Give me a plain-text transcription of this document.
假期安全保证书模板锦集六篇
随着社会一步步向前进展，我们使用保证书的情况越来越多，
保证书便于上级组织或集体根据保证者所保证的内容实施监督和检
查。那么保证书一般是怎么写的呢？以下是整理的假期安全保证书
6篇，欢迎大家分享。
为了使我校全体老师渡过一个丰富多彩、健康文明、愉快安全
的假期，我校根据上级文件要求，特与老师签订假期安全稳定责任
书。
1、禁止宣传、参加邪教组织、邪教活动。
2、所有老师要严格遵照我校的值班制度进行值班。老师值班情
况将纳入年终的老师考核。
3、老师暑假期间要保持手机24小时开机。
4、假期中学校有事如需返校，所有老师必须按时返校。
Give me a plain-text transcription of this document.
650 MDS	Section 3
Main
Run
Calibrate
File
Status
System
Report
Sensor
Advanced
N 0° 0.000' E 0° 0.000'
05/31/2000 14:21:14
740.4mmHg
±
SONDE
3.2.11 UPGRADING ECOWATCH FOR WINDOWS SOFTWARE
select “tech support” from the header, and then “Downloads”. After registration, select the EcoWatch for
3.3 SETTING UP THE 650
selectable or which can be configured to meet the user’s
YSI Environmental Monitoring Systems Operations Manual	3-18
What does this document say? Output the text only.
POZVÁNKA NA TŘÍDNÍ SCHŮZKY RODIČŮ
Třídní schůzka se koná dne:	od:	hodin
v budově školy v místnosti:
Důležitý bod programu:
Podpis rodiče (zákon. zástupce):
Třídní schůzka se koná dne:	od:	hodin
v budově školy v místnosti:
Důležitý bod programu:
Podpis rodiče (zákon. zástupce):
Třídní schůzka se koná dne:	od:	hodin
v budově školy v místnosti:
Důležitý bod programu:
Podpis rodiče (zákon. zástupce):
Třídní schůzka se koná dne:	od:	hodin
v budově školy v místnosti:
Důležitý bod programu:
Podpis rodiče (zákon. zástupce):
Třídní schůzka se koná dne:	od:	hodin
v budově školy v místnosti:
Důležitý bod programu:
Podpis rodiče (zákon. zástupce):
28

• [GIVEN PROBLEM] Beginning with the line that contains "What does this", repeat every line through the end of the records and nothing more.

• [FULL SOLUTION]
What does this document say? Output the text only.
POZVÁNKA NA TŘÍDNÍ SCHŮZKY RODIČŮ
Třídní schůzka se koná dne:	od:	hodin
v budově školy v místnosti:
Důležitý bod programu:
Podpis rodiče (zákon. zástupce):
Třídní schůzka se koná dne:	od:	hodin
v budově školy v místnosti:
Důležitý bod programu:
Podpis rodiče (zákon. zástupce):
Třídní schůzka se koná dne:	od:	hodin
v budově školy v místnosti:
Důležitý bod programu:
Podpis rodiče (zákon. zástupce):
Třídní schůzka se koná dne:	od:	hodin
v budově školy v místnosti:
Důležitý bod programu:
Podpis rodiče (zákon. zástupce):
Třídní schůzka se koná dne:	od:	hodin
v budově školy v místnosti:
Důležitý bod programu:
Podpis rodiče (zákon. zástupce):
28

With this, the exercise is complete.